── ИСХОДНЫЙ ФРАГМЕНТ ──
Вокальное творчество композитора очень открыто и эмоционально. Он, не лукавя, выражает свои мысли, открывает свою душу. Автор радуется хорошему, светлому, счастлив от соприкосновения с прекрасным: с природой (ее цветами, лугами, ароматами), с Россией, с любимыми людьми (с сестрами Скалон, с семьей Сатиных, с дочерьми Ириной и Татьяной, друзьями). Как пишут исследователи творчества Рахманинова В.Брянцева и А.Алексеев, «часто романсы – это автобиографические произведения», отражающие либо внутренние эмоциональные переживания композитора («В молчаньи ночи тайной» на слова Фета), либо это гражданский отклик на события окружающей жизни («Пора!» на слова Надсона, «Христос Воскрес!» на слова Мережковского). Каждый романс – это отдельно прожитая ситуация или даже целая жизнь, поэтому на тематике вокальных сочинений следует остановиться подробнее.

Тексты романсов чрезвычайно пестры. Это и русская классика (А.Пушкин, А.Фет, Ф.Тютчев, А.Апухтин, А.К.Толстой), и современная малоизвестная поэзия (Ек.Бекетова, Г.Галина (урожденная Эйнерлинг), А.Коринфский, А.Круглов, М.Давидова). Тексты часто предлагались Рахманинову супругами Керзиными, М.Шагинян (псевдоним «Re»), но и сам композитор был достаточно разборчив в выборе текстов. Хотя современники Сергея Васильевича – Л.Толстой, Б.Асафьев, М.Шагинян – не раз ставили под сомнение его вкус к поэзии. Между тем, вокальное творчество Рахманинова – «настоящий цветник мировой поэзии» (М.Киракосова).

В стихотворных тексах восьмидесяти трех романсов представлены более сорока авторов. В романсах композитора по-новому заиграла философская лирика Ф.Тютчева, Т.Шевченко, стихи Г.Галиной получили новое звучание и смысл. Надо отметить, что лидирует по количеству текстов А.К.Толстой (на его тексты написано шесть романсов). Затем – Фет и Тютчев (по пять романсов), далее – Пушкин и Ратгауз (по четыре), и, наконец, Апухтин, Галина, Кольцов, Надсон (по три романса).
───
── ПРЕДОСТАВЛЕННЫЙ МАТЕРИАЛ ──
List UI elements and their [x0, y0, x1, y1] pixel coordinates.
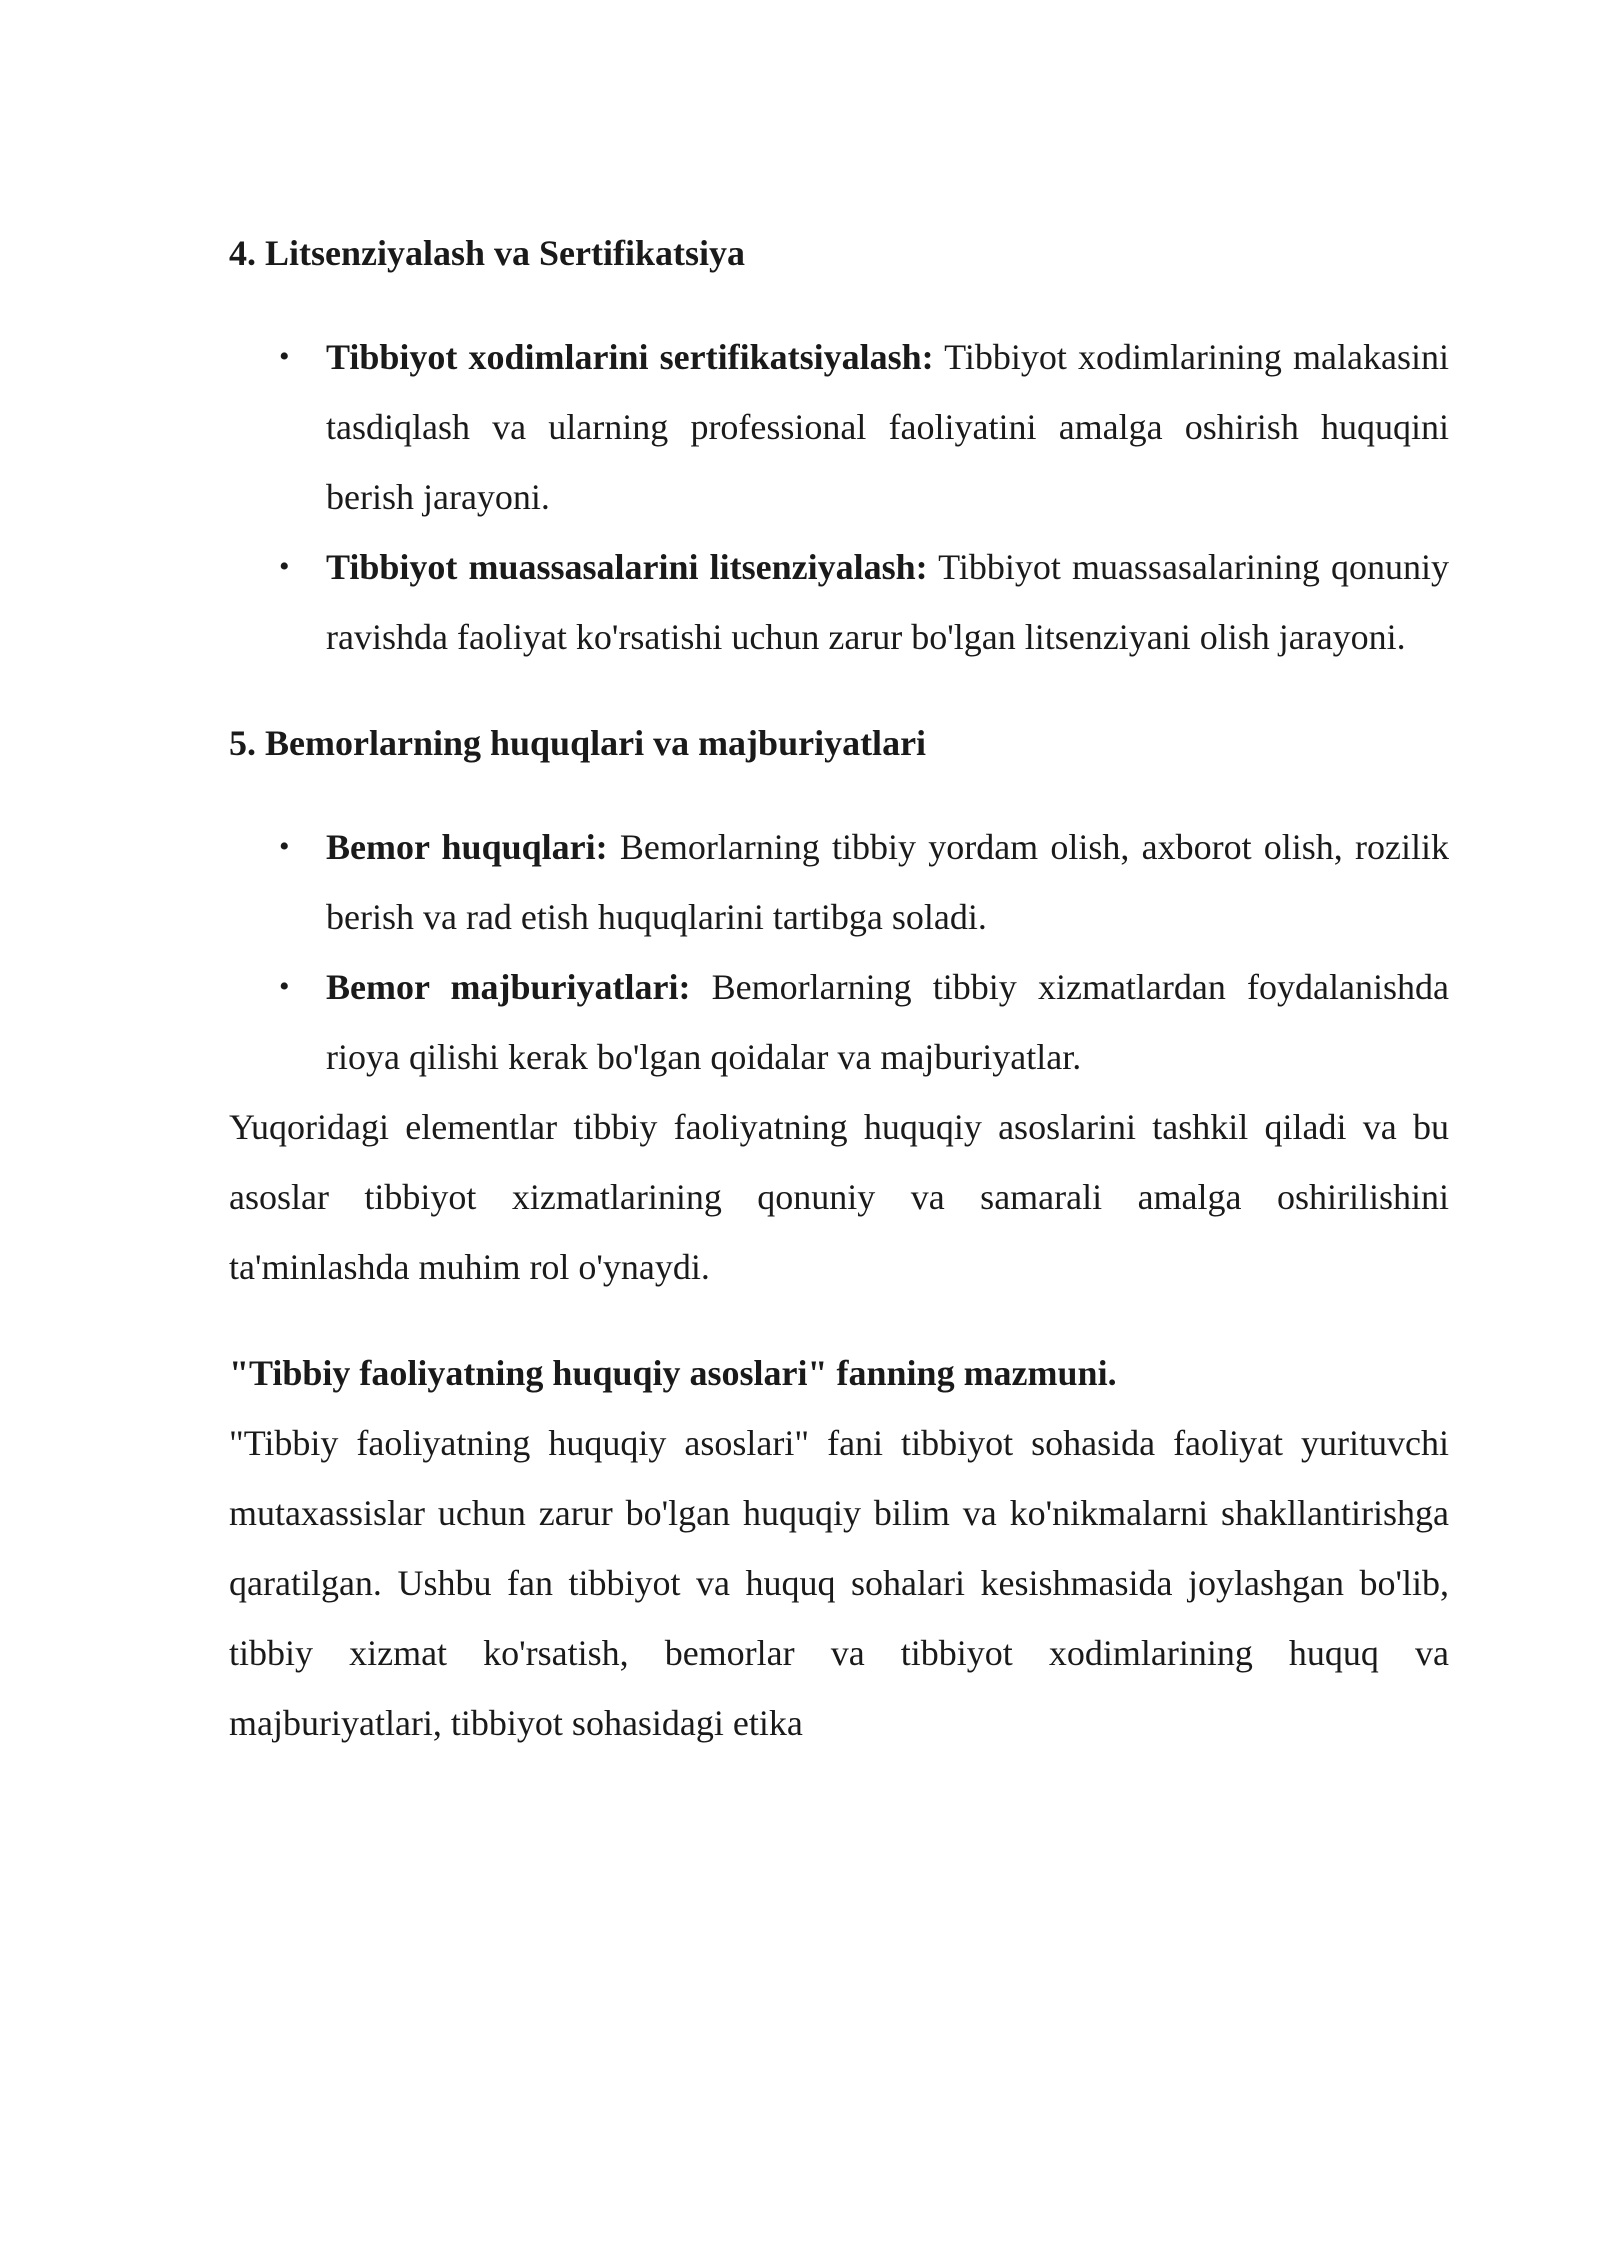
───
НАД ЧЕМ РАБОТАТЬ:
**1.** На стихи какого поэта, согласно тексту о романсах Рахманинова, написано больше всего романсов?
**2.** Пожалуйста, выпишите из текста о романсах Рахманинова без изменений отрывок, который начинается со слов «Вокальное творчество композитора» и заканчивается словами «следует остановиться подробнее.».
Опирайтесь только на текст о романсах Рахманинова.

ГОТОВЫЕ ОТВЕТЫ:
**1.** На стихи А.К.Толстого: на его тексты написано шесть романсов.

**2.**
Вокальное творчество композитора очень открыто и эмоционально. Он, не лукавя, выражает свои мысли, открывает свою душу. Автор радуется хорошему, светлому, счастлив от соприкосновения с прекрасным: с природой (ее цветами, лугами, ароматами), с Россией, с любимыми людьми (с сестрами Скалон, с семьей Сатиных, с дочерьми Ириной и Татьяной, друзьями). Как пишут исследователи творчества Рахманинова В.Брянцева и А.Алексеев, «часто романсы – это автобиографические произведения», отражающие либо внутренние эмоциональные переживания композитора («В молчаньи ночи тайной» на слова Фета), либо это гражданский отклик на события окружающей жизни («Пора!» на слова Надсона, «Христос Воскрес!» на слова Мережковского). Каждый романс – это отдельно прожитая ситуация или даже целая жизнь, поэтому на тематике вокальных сочинений следует остановиться подробнее.